▶ **WHAT YOU HAVE TO DO**
Each line below either holds the string "seguente" or doesn't. Count those that do and give only the number.

Data records

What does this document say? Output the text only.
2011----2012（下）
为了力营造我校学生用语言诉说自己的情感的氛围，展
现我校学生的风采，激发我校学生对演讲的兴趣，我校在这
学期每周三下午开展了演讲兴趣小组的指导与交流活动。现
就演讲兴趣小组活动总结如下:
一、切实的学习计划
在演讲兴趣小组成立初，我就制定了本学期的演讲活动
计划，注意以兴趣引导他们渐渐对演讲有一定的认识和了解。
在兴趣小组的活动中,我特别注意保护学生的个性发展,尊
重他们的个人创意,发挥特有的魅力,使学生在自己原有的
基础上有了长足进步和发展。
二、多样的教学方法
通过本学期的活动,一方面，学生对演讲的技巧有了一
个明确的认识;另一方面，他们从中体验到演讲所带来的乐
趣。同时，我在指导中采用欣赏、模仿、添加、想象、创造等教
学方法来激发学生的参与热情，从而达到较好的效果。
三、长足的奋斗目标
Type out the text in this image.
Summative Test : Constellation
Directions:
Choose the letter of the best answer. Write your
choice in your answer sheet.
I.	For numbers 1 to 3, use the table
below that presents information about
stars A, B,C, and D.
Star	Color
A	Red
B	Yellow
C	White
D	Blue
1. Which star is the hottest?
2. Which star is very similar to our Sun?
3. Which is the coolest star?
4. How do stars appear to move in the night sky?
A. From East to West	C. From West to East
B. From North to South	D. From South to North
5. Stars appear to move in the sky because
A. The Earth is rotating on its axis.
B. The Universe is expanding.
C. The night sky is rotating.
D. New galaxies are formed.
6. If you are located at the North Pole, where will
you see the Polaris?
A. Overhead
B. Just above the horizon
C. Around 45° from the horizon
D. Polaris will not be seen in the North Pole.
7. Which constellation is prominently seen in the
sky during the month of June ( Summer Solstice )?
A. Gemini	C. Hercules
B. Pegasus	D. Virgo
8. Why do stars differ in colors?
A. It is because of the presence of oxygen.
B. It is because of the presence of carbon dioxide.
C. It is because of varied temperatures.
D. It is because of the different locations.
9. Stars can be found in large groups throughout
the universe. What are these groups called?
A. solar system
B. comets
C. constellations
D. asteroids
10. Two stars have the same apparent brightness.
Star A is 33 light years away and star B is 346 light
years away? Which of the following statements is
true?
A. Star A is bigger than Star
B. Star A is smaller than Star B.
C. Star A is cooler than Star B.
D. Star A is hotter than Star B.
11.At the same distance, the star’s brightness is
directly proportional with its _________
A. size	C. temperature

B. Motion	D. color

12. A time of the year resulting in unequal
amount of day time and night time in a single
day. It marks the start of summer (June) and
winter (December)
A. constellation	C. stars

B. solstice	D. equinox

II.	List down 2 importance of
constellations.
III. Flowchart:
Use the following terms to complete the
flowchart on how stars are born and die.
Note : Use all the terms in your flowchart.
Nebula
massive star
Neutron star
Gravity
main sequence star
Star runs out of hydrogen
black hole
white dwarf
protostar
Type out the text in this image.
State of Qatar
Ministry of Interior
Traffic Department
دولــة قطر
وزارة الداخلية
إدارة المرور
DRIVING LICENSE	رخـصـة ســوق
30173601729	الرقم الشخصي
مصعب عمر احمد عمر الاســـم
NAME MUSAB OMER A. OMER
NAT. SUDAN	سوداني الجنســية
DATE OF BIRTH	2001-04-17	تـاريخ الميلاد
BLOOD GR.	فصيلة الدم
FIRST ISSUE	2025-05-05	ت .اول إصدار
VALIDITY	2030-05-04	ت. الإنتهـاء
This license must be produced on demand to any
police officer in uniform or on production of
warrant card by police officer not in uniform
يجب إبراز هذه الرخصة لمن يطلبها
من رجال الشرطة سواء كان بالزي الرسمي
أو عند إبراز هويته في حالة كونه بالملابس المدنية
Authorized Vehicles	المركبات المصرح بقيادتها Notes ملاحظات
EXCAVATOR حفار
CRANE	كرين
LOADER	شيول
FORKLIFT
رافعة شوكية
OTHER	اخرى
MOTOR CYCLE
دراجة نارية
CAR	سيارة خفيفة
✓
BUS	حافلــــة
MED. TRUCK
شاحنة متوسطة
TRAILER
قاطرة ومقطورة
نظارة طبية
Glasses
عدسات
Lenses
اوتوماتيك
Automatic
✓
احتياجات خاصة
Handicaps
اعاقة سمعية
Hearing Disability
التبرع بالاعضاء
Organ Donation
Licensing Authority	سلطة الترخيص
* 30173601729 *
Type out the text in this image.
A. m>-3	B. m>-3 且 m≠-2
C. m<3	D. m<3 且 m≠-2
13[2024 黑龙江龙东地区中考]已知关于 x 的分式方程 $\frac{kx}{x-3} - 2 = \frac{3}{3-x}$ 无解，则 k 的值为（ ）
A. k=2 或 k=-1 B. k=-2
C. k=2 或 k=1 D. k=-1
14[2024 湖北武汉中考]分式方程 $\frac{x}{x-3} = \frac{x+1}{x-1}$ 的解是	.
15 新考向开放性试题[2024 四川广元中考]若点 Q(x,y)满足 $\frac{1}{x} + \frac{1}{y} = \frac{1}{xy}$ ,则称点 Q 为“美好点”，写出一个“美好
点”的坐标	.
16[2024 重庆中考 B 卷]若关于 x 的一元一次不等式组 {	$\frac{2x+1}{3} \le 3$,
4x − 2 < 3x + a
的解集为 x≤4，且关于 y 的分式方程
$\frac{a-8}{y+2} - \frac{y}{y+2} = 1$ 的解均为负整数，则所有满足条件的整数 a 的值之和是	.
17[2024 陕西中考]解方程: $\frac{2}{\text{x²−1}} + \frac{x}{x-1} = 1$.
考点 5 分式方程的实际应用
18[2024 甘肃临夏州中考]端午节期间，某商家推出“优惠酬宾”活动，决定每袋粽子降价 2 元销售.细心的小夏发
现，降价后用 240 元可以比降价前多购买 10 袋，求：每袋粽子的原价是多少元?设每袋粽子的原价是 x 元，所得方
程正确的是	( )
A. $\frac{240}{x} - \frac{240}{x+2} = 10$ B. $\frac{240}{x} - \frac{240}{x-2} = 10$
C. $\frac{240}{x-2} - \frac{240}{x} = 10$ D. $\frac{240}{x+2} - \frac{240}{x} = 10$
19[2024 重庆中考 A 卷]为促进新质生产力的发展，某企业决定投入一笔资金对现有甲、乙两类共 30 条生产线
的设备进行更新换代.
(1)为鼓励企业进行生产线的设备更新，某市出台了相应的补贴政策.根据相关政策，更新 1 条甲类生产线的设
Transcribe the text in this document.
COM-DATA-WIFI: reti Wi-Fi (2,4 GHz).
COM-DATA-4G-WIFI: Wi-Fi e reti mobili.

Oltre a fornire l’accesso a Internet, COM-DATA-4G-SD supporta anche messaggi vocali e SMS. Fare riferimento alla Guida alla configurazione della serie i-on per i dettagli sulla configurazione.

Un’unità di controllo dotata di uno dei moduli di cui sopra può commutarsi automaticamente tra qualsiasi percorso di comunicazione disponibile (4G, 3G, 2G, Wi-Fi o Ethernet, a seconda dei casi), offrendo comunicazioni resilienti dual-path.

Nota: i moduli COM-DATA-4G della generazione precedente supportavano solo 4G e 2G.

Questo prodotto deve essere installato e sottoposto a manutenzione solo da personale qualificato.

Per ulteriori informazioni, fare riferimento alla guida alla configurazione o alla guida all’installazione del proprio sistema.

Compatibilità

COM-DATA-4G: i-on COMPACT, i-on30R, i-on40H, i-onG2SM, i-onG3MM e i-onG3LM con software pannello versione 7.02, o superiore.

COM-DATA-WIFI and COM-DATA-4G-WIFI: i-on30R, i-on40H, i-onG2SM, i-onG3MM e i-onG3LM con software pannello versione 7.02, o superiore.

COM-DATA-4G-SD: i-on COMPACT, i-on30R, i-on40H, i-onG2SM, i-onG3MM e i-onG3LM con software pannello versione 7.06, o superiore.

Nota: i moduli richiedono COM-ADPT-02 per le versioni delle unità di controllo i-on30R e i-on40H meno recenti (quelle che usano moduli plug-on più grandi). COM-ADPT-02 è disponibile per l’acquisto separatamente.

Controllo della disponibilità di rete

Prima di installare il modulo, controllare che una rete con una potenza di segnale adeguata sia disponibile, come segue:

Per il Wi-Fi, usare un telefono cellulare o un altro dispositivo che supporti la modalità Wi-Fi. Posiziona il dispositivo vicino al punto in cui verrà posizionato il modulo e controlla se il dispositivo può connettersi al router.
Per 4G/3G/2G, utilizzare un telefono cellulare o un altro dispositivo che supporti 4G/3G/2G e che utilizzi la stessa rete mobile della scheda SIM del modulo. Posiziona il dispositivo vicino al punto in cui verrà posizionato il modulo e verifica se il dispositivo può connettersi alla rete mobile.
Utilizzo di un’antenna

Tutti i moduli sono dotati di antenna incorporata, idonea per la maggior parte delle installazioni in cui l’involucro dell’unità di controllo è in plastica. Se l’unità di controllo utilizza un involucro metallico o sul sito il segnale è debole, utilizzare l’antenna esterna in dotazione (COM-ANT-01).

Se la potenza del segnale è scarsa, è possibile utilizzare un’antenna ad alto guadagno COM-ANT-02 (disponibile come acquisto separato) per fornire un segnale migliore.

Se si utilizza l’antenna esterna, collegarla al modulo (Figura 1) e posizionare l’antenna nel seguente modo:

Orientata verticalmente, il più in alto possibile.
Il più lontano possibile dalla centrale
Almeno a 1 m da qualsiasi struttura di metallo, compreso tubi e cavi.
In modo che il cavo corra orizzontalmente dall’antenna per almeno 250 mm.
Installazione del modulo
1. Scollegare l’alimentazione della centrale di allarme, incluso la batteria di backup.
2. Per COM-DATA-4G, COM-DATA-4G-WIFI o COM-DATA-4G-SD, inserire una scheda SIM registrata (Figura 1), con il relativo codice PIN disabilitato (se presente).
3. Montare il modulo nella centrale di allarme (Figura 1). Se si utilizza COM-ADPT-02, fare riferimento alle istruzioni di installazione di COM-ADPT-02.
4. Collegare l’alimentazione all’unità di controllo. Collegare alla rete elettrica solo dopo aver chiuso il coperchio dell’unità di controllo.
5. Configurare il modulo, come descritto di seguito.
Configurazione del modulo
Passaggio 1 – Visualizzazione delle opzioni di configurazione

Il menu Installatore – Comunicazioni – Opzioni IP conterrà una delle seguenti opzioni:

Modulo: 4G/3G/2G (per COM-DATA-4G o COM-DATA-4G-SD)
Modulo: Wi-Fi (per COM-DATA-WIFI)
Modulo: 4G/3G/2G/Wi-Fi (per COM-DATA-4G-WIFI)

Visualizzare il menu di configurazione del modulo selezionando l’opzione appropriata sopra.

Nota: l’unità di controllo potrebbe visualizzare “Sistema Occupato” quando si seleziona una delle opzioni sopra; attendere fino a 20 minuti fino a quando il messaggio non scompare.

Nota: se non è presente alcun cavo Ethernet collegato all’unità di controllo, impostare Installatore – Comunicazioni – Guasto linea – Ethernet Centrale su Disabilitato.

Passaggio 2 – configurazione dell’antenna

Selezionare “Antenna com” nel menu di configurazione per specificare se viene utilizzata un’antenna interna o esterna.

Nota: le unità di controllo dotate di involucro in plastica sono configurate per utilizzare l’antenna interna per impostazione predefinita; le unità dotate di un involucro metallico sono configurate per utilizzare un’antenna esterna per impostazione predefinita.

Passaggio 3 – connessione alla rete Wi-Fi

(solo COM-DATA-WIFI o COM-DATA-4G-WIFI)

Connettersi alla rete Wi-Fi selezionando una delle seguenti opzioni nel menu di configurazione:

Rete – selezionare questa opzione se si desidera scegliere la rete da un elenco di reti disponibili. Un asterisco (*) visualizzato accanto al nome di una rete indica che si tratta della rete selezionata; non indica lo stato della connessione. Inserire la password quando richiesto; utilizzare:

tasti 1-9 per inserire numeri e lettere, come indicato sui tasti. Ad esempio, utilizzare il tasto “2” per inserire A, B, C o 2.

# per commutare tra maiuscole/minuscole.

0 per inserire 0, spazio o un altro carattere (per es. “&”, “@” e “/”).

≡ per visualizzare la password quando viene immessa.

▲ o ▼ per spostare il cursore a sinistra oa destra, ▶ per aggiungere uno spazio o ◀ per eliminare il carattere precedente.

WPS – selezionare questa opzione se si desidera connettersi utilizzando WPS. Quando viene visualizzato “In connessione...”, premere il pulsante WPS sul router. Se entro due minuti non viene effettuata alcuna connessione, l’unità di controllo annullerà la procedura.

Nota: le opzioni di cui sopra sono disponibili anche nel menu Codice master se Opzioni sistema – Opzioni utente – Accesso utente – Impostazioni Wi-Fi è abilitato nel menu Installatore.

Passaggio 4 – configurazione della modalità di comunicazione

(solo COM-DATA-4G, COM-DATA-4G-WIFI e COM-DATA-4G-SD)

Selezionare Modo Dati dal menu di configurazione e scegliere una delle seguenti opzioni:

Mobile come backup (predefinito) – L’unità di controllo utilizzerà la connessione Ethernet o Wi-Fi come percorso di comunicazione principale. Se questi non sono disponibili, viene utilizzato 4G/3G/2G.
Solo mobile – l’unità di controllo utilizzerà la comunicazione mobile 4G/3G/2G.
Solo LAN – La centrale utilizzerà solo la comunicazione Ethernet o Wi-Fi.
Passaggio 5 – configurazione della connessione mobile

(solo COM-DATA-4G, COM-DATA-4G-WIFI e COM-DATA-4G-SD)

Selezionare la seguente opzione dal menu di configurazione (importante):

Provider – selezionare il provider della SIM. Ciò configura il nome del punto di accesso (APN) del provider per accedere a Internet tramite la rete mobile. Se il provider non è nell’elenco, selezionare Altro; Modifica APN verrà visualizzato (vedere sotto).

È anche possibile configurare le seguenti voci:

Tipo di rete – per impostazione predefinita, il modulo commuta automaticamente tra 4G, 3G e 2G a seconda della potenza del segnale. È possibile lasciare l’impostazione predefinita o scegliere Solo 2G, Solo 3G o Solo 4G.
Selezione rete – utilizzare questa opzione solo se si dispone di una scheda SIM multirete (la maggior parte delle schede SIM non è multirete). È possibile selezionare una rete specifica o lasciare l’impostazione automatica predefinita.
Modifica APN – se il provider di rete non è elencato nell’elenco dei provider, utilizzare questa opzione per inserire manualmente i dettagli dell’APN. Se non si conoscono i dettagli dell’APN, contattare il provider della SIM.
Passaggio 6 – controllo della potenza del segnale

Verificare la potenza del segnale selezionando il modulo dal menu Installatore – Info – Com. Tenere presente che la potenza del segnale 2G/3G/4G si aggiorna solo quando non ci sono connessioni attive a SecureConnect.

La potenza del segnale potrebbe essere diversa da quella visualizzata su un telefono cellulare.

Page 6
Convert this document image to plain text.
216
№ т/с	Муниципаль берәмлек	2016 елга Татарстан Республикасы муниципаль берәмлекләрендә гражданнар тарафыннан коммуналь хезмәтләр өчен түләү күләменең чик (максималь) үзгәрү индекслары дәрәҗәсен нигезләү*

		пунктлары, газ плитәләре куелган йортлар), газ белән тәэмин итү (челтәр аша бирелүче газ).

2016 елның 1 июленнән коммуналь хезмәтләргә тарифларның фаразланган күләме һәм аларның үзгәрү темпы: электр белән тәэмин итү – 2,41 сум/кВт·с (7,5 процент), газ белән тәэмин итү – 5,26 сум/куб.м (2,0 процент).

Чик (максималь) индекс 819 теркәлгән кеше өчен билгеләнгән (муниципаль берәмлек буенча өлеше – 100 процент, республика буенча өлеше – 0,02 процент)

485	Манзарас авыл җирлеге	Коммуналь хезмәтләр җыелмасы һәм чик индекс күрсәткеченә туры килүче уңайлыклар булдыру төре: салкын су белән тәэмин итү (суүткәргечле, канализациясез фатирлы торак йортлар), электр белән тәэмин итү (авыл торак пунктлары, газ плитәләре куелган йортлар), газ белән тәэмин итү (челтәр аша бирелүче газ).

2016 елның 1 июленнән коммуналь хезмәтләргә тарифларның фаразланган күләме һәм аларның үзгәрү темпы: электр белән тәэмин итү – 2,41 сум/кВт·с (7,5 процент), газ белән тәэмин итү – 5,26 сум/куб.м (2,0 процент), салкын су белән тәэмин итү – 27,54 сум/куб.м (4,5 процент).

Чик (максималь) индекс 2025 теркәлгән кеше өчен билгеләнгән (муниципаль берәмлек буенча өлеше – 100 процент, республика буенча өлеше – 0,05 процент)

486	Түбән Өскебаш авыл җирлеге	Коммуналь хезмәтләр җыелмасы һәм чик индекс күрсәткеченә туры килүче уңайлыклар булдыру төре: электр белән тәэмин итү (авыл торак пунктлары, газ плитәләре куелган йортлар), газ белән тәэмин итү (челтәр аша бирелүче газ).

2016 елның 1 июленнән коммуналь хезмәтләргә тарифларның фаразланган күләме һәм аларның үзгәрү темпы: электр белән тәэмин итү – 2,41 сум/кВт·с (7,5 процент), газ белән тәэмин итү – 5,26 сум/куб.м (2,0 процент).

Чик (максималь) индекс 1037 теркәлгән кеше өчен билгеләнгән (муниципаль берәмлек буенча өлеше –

▶ **TASK RESPONSE**
2